━━━ Record excerpts
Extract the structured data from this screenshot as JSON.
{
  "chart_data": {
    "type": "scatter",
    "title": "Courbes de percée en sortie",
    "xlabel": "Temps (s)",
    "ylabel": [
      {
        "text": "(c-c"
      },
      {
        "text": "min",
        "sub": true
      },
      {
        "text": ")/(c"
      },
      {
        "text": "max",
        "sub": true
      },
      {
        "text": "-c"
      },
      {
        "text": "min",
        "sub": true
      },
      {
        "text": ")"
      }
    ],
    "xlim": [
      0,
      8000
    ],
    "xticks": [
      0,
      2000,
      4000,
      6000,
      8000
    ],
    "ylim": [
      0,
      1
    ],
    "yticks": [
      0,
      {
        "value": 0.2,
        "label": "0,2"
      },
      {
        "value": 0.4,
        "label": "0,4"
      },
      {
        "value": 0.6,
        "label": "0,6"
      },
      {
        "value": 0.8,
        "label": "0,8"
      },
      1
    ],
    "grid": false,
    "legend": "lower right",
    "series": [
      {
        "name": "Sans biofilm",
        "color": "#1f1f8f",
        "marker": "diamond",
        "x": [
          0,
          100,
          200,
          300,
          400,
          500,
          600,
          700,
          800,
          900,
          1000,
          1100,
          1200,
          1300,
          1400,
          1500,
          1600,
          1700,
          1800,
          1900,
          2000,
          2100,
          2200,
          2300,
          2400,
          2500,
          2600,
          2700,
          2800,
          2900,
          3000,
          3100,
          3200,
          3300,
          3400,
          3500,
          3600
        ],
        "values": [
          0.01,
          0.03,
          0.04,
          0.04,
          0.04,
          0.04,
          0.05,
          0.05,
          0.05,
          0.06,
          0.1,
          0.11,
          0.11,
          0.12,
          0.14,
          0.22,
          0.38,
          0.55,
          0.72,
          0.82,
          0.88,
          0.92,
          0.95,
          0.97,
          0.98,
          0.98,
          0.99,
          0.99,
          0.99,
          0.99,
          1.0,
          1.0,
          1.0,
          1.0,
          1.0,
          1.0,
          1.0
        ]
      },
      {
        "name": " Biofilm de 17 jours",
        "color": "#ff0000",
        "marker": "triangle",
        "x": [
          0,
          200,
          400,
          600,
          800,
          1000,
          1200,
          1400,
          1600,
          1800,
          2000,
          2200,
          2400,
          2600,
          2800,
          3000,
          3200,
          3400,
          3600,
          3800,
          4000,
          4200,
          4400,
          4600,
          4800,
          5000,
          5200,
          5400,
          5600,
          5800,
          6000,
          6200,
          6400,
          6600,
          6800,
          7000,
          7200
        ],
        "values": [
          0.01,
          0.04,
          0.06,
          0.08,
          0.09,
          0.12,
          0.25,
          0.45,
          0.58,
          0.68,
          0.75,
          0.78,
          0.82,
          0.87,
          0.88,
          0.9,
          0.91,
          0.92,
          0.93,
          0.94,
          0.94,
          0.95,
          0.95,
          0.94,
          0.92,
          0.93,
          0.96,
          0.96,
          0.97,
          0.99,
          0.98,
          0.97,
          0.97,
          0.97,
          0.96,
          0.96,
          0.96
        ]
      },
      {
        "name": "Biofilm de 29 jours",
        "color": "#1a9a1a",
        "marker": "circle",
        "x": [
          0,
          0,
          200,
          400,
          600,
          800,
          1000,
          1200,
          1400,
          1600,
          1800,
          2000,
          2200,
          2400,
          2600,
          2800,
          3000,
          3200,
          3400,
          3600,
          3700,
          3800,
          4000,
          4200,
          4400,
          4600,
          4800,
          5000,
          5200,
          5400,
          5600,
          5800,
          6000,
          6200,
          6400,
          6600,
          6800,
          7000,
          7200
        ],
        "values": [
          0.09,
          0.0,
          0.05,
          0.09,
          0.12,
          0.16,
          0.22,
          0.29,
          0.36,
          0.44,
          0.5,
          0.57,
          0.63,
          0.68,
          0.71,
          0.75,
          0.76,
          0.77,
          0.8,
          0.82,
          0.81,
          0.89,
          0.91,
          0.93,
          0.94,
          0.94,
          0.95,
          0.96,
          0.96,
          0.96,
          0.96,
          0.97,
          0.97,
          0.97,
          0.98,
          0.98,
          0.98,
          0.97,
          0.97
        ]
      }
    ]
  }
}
━━━━━━
• Task directions: Retype the entries one by one, exactly.

• Expected answer:
Extract the structured data from this screenshot as JSON.
{
  "chart_data": {
    "type": "scatter",
    "title": "Courbes de percée en sortie",
    "xlabel": "Temps (s)",
    "ylabel": [
      {
        "text": "(c-c"
      },
      {
        "text": "min",
        "sub": true
      },
      {
        "text": ")/(c"
      },
      {
        "text": "max",
        "sub": true
      },
      {
        "text": "-c"
      },
      {
        "text": "min",
        "sub": true
      },
      {
        "text": ")"
      }
    ],
    "xlim": [
      0,
      8000
    ],
    "xticks": [
      0,
      2000,
      4000,
      6000,
      8000
    ],
    "ylim": [
      0,
      1
    ],
    "yticks": [
      0,
      {
        "value": 0.2,
        "label": "0,2"
      },
      {
        "value": 0.4,
        "label": "0,4"
      },
      {
        "value": 0.6,
        "label": "0,6"
      },
      {
        "value": 0.8,
        "label": "0,8"
      },
      1
    ],
    "grid": false,
    "legend": "lower right",
    "series": [
      {
        "name": "Sans biofilm",
        "color": "#1f1f8f",
        "marker": "diamond",
        "x": [
          0,
          100,
          200,
          300,
          400,
          500,
          600,
          700,
          800,
          900,
          1000,
          1100,
          1200,
          1300,
          1400,
          1500,
          1600,
          1700,
          1800,
          1900,
          2000,
          2100,
          2200,
          2300,
          2400,
          2500,
          2600,
          2700,
          2800,
          2900,
          3000,
          3100,
          3200,
          3300,
          3400,
          3500,
          3600
        ],
        "values": [
          0.01,
          0.03,
          0.04,
          0.04,
          0.04,
          0.04,
          0.05,
          0.05,
          0.05,
          0.06,
          0.1,
          0.11,
          0.11,
          0.12,
          0.14,
          0.22,
          0.38,
          0.55,
          0.72,
          0.82,
          0.88,
          0.92,
          0.95,
          0.97,
          0.98,
          0.98,
          0.99,
          0.99,
          0.99,
          0.99,
          1.0,
          1.0,
          1.0,
          1.0,
          1.0,
          1.0,
          1.0
        ]
      },
      {
        "name": " Biofilm de 17 jours",
        "color": "#ff0000",
        "marker": "triangle",
        "x": [
          0,
          200,
          400,
          600,
          800,
          1000,
          1200,
          1400,
          1600,
          1800,
          2000,
          2200,
          2400,
          2600,
          2800,
          3000,
          3200,
          3400,
          3600,
          3800,
          4000,
          4200,
          4400,
          4600,
          4800,
          5000,
          5200,
          5400,
          5600,
          5800,
          6000,
          6200,
          6400,
          6600,
          6800,
          7000,
          7200
        ],
        "values": [
          0.01,
          0.04,
          0.06,
          0.08,
          0.09,
          0.12,
          0.25,
          0.45,
          0.58,
          0.68,
          0.75,
          0.78,
          0.82,
          0.87,
          0.88,
          0.9,
          0.91,
          0.92,
          0.93,
          0.94,
          0.94,
          0.95,
          0.95,
          0.94,
          0.92,
          0.93,
          0.96,
          0.96,
          0.97,
          0.99,
          0.98,
          0.97,
          0.97,
          0.97,
          0.96,
          0.96,
          0.96
        ]
      },
      {
        "name": "Biofilm de 29 jours",
        "color": "#1a9a1a",
        "marker": "circle",
        "x": [
          0,
          0,
          200,
          400,
          600,
          800,
          1000,
          1200,
          1400,
          1600,
          1800,
          2000,
          2200,
          2400,
          2600,
          2800,
          3000,
          3200,
          3400,
          3600,
          3700,
          3800,
          4000,
          4200,
          4400,
          4600,
          4800,
          5000,
          5200,
          5400,
          5600,
          5800,
          6000,
          6200,
          6400,
          6600,
          6800,
          7000,
          7200
        ],
        "values": [
          0.09,
          0.0,
          0.05,
          0.09,
          0.12,
          0.16,
          0.22,
          0.29,
          0.36,
          0.44,
          0.5,
          0.57,
          0.63,
          0.68,
          0.71,
          0.75,
          0.76,
          0.77,
          0.8,
          0.82,
          0.81,
          0.89,
          0.91,
          0.93,
          0.94,
          0.94,
          0.95,
          0.96,
          0.96,
          0.96,
          0.96,
          0.97,
          0.97,
          0.97,
          0.98,
          0.98,
          0.98,
          0.97,
          0.97
        ]
      }
    ]
  }
}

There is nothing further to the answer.